Report each line of the data that has "напряжение" somewhere in it.

→ **Data to process**
******

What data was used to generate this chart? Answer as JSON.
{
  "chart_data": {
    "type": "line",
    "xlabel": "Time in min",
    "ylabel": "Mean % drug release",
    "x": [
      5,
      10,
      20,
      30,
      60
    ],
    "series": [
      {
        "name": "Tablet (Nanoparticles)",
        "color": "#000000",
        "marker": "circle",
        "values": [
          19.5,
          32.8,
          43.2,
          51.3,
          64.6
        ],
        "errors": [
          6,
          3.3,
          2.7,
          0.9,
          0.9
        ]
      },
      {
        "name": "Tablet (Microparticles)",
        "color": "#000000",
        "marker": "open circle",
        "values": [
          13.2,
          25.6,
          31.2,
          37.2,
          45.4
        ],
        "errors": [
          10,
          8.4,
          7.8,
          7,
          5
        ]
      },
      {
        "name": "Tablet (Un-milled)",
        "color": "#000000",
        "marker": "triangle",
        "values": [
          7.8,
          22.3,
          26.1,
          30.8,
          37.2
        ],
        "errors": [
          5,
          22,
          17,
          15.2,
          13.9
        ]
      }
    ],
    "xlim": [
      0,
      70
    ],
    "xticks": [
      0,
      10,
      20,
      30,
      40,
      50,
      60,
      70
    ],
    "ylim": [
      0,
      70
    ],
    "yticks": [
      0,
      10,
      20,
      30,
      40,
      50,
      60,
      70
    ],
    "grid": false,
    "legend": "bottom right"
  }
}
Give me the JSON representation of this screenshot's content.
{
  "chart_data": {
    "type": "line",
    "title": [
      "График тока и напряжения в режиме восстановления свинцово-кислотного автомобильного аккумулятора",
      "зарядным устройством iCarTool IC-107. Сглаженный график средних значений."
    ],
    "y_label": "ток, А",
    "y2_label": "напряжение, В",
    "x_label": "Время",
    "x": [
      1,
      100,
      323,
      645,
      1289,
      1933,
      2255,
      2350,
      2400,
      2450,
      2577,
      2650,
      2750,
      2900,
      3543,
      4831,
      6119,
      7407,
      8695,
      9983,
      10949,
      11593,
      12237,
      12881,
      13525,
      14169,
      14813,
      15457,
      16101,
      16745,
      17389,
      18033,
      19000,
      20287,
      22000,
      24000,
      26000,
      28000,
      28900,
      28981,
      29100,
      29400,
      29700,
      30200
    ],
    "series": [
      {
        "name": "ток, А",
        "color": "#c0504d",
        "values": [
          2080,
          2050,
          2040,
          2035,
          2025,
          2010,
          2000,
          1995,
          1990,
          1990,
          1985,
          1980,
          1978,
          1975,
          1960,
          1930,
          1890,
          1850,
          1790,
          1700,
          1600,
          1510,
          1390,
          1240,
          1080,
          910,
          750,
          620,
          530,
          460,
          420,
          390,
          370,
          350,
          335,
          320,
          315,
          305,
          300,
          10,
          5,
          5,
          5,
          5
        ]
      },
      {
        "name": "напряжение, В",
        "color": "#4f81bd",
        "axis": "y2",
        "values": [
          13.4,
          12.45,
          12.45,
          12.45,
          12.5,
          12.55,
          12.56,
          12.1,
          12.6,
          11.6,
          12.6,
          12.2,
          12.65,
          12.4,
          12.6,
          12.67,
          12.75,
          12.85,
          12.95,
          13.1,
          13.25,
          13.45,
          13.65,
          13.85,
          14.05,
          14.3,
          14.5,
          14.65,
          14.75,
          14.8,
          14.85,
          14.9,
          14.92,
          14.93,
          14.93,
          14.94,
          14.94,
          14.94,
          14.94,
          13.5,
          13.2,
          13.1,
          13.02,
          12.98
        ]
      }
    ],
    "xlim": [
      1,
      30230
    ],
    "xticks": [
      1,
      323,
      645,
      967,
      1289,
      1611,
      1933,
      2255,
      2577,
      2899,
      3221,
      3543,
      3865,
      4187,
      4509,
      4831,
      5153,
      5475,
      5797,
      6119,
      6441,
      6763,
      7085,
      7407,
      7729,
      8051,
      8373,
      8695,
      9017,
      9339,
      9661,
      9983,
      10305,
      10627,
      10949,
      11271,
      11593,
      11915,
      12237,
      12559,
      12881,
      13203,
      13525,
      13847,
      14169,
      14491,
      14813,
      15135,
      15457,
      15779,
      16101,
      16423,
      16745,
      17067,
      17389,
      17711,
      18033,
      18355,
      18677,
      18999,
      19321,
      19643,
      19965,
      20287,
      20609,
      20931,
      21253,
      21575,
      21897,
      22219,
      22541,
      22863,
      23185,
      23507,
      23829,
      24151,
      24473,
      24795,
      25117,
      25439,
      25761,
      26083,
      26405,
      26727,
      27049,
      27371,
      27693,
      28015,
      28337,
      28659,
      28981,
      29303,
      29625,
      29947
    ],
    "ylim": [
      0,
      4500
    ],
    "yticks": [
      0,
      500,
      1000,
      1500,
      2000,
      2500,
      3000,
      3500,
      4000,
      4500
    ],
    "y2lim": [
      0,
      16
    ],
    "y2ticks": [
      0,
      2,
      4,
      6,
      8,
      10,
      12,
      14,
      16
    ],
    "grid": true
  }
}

******

→ **Exercise answer**
    "y2_label": "напряжение, В",
        "name": "напряжение, В",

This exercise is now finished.